• [SELECTED TEXT]:
[Start of Attachment]

In this chapter, we presented an overview of the state-of-the-art of cloud computing security which covers its essential challenges through the main different cyber-security threats, the main different approaches, algorithms and techniques developed to address them, as well as the open problems which define the research directions in this area. The bottom line is that the state of maturity of cloud computing security is very promising and there are many research directions still open and which promise continued improvements of cloud security and privacy.

[End of Attachment]

• [THE DATA]:

[Start of Attachment]

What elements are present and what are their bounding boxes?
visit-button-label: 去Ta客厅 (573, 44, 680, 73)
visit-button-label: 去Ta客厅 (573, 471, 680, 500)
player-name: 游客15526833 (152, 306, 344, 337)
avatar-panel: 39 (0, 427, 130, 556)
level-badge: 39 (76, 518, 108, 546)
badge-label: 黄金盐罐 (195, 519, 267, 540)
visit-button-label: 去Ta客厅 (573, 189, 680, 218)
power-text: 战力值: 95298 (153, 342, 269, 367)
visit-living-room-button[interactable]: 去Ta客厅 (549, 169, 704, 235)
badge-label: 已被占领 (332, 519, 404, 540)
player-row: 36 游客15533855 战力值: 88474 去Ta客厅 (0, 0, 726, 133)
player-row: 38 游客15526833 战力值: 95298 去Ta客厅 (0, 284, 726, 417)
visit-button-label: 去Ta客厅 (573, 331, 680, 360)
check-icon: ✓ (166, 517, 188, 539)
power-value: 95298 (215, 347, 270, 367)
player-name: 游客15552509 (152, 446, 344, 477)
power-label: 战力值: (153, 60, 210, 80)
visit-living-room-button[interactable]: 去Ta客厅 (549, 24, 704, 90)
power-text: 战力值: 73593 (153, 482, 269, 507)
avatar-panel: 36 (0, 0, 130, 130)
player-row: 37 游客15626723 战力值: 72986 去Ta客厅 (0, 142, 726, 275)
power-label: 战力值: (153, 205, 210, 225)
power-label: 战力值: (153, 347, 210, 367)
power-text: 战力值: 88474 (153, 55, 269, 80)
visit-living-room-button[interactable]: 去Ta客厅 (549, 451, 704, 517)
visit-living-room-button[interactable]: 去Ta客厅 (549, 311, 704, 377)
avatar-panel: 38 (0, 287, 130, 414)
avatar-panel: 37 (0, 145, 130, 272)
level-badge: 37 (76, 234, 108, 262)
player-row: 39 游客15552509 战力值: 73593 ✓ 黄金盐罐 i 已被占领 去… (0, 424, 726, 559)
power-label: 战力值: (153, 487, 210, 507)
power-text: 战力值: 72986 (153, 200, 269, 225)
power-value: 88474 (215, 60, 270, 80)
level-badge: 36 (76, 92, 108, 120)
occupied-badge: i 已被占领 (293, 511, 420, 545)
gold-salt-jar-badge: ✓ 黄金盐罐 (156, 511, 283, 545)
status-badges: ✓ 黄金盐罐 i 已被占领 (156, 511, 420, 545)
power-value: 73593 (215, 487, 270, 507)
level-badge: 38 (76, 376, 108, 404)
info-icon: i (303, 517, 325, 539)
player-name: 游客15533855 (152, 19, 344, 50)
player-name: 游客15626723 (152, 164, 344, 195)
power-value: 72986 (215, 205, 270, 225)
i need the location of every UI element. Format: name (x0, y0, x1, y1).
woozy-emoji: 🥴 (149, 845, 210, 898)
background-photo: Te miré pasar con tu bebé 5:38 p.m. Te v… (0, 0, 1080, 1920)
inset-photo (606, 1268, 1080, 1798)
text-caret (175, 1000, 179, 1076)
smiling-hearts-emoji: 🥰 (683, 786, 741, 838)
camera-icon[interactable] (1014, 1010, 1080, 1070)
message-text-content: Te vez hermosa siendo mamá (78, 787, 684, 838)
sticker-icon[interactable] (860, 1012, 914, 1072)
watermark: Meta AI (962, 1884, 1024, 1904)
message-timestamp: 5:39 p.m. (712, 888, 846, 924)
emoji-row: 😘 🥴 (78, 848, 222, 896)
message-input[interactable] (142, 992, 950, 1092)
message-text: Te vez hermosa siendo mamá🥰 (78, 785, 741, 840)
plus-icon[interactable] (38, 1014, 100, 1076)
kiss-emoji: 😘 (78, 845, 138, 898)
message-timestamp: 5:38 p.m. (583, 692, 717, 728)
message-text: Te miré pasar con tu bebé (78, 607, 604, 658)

[End of Attachment]

• [QUESTIONS ON THE MATERIAL]:
A. Reproduce word for word the part of the cloud computing security passage from "In this chapter, we" to "security and privacy.".
B. In the cloud computing security passage, what do the open problems define?
The records aren't needed for anything here.

• [EXPECTED RESPONSES]:
A.
In this chapter, we presented an overview of the state-of-the-art of cloud computing security which covers its essential challenges through the main different cyber-security threats, the main different approaches, algorithms and techniques developed to address them, as well as the open problems which define the research directions in this area. The bottom line is that the state of maturity of cloud computing security is very promising and there are many research directions still open and which promise continued improvements of cloud security and privacy.

B. They define the research directions in this area.